* [Task brief]: Please list all lines of the material below in which the string "Slip" occurs.

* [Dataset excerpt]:
::::::

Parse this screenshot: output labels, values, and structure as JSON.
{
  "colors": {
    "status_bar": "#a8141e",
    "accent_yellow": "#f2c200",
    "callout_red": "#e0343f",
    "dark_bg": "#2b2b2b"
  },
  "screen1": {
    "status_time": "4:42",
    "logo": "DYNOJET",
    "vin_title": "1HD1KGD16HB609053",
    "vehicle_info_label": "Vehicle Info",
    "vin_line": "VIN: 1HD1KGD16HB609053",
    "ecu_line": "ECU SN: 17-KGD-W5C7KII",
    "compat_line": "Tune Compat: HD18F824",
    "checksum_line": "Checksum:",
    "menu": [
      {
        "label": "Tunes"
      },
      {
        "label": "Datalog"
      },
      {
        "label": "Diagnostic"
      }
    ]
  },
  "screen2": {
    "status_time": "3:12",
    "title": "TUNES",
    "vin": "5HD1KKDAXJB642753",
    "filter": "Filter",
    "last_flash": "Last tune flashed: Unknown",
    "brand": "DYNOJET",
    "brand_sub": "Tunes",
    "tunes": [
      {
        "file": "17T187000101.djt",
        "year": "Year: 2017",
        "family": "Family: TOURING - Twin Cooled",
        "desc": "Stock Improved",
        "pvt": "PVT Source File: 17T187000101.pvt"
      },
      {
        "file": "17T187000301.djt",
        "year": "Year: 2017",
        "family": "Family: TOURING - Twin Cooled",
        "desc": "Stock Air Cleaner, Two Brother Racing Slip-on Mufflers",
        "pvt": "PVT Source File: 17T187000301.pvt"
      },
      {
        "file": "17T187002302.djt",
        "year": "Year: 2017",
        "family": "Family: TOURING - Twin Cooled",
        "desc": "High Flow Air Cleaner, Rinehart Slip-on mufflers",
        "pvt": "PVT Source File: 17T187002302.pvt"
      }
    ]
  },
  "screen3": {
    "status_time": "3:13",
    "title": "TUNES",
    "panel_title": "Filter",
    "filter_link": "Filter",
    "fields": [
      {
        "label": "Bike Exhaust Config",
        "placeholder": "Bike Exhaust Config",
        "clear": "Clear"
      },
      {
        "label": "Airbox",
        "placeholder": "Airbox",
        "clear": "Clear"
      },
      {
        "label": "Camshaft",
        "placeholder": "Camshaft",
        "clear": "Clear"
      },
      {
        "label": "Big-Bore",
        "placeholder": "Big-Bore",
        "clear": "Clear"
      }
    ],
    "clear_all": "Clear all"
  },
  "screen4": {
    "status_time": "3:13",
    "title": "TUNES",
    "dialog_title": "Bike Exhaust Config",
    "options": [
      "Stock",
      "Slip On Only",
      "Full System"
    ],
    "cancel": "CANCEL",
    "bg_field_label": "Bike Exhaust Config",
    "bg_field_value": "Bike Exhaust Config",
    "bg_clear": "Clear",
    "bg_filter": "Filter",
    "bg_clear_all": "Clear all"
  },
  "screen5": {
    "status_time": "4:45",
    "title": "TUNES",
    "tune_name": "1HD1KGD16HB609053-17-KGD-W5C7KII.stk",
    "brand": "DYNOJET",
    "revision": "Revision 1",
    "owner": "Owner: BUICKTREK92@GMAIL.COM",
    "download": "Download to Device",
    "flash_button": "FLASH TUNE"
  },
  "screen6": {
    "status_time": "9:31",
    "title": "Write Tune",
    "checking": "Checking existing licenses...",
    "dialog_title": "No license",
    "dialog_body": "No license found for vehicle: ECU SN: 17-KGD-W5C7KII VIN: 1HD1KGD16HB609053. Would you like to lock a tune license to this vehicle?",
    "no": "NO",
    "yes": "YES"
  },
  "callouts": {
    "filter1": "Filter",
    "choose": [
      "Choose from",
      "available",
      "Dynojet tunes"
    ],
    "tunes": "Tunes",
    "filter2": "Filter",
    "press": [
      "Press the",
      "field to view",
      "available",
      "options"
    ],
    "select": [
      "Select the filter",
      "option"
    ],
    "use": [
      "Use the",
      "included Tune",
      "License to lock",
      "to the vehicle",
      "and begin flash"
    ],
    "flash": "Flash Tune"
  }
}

::::::

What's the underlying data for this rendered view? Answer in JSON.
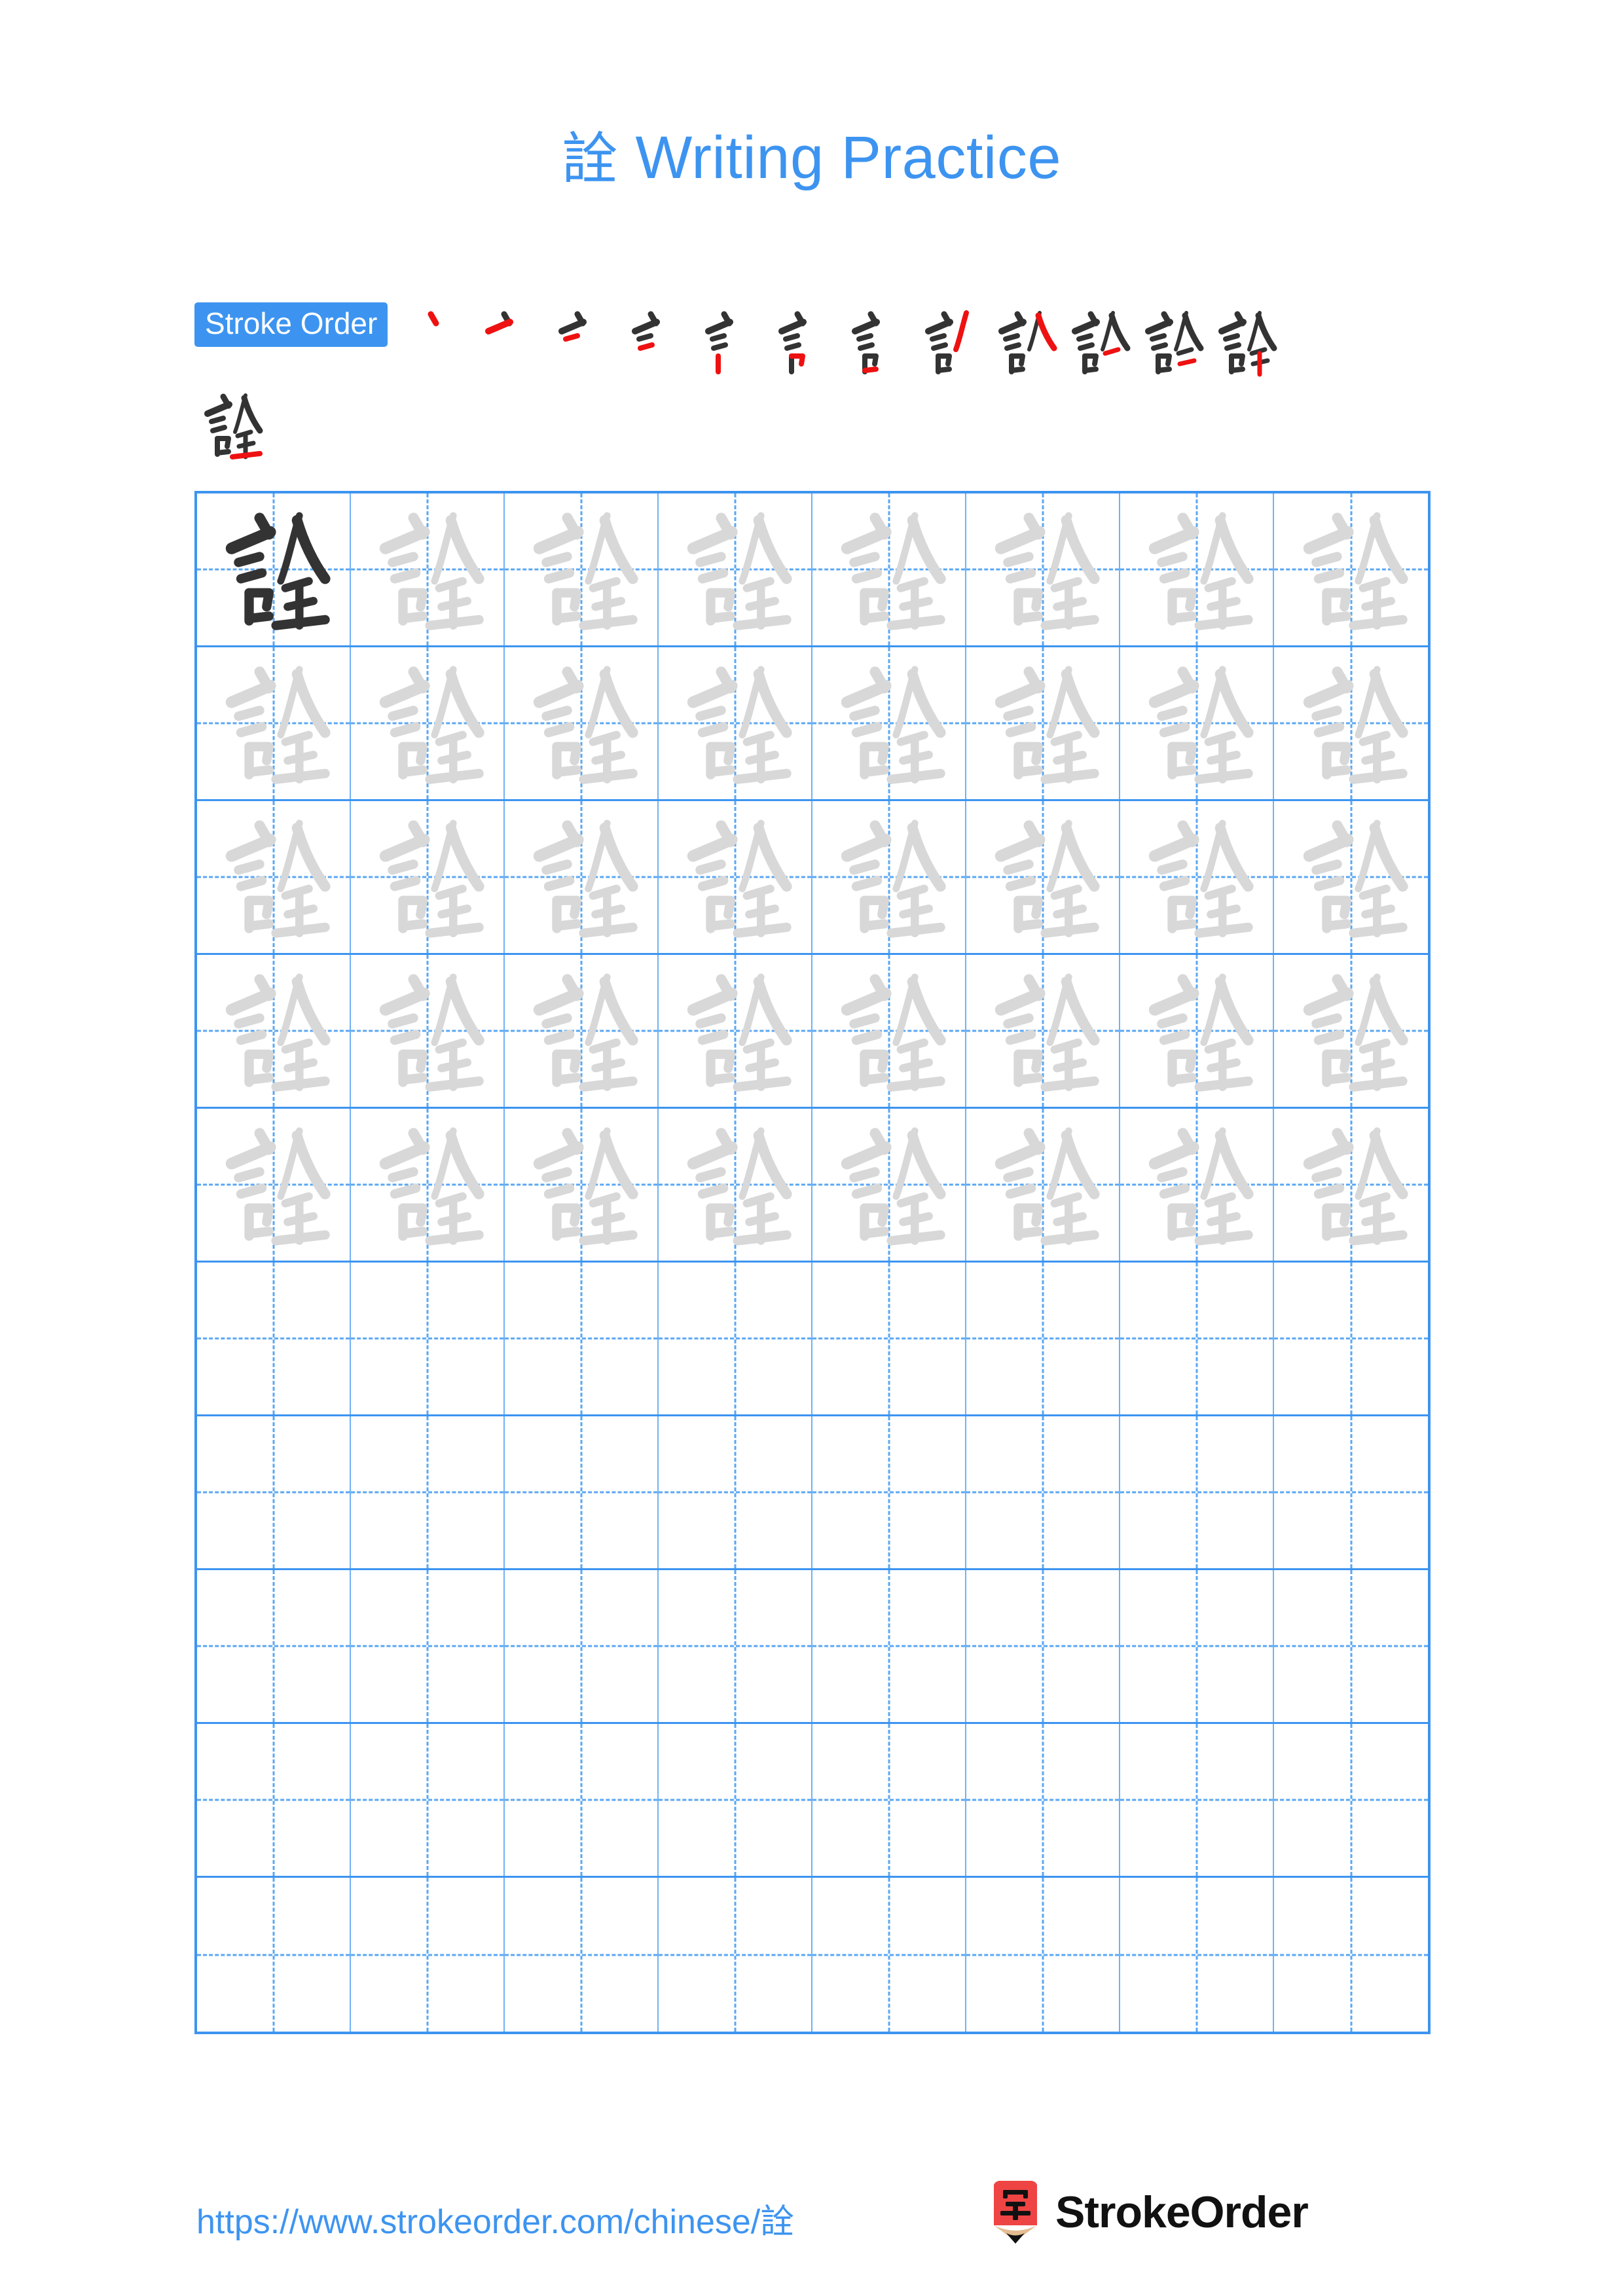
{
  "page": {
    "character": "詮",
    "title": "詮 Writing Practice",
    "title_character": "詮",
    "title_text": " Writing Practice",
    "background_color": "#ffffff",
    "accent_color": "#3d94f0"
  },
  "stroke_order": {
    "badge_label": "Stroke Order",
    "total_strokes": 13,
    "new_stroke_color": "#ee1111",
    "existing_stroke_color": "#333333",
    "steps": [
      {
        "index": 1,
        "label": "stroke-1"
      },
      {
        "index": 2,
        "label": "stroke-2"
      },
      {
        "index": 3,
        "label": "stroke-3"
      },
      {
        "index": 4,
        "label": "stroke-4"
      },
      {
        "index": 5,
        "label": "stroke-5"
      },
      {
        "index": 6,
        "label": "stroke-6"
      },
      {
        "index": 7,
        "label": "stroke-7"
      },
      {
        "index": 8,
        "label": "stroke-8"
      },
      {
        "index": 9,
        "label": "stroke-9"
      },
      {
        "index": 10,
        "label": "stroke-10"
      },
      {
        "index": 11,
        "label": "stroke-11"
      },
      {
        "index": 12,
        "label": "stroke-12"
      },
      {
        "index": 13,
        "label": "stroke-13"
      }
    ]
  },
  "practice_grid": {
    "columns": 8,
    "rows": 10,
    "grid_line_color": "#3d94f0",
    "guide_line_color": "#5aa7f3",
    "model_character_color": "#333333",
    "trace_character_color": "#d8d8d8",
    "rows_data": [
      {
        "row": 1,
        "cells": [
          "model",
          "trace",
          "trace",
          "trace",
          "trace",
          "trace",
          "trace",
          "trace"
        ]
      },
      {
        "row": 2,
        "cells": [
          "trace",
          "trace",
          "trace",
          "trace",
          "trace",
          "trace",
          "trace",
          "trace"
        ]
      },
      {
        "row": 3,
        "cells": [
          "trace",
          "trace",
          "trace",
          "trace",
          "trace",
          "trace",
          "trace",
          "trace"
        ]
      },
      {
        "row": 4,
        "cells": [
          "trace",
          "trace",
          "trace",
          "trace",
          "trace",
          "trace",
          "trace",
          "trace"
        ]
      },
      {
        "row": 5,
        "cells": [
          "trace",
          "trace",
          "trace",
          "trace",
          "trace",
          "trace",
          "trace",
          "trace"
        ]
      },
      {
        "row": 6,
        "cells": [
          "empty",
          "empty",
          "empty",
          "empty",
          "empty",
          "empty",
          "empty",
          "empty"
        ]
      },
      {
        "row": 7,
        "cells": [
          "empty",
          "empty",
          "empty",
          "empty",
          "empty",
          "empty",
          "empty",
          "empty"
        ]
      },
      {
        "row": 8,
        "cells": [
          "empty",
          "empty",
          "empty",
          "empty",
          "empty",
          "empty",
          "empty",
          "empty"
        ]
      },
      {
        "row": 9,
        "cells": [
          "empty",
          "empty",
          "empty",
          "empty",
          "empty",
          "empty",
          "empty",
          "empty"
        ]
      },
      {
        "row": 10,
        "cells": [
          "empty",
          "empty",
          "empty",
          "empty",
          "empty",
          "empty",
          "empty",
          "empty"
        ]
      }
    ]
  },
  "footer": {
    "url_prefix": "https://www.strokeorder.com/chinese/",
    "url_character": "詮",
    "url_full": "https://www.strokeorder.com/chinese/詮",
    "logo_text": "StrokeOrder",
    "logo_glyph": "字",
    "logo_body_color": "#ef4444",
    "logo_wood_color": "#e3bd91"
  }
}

::::::

* [Exercise response]:
        "desc": "Stock Air Cleaner, Two Brother Racing Slip-on Mufflers",
        "desc": "High Flow Air Cleaner, Rinehart Slip-on mufflers",
      "Slip On Only",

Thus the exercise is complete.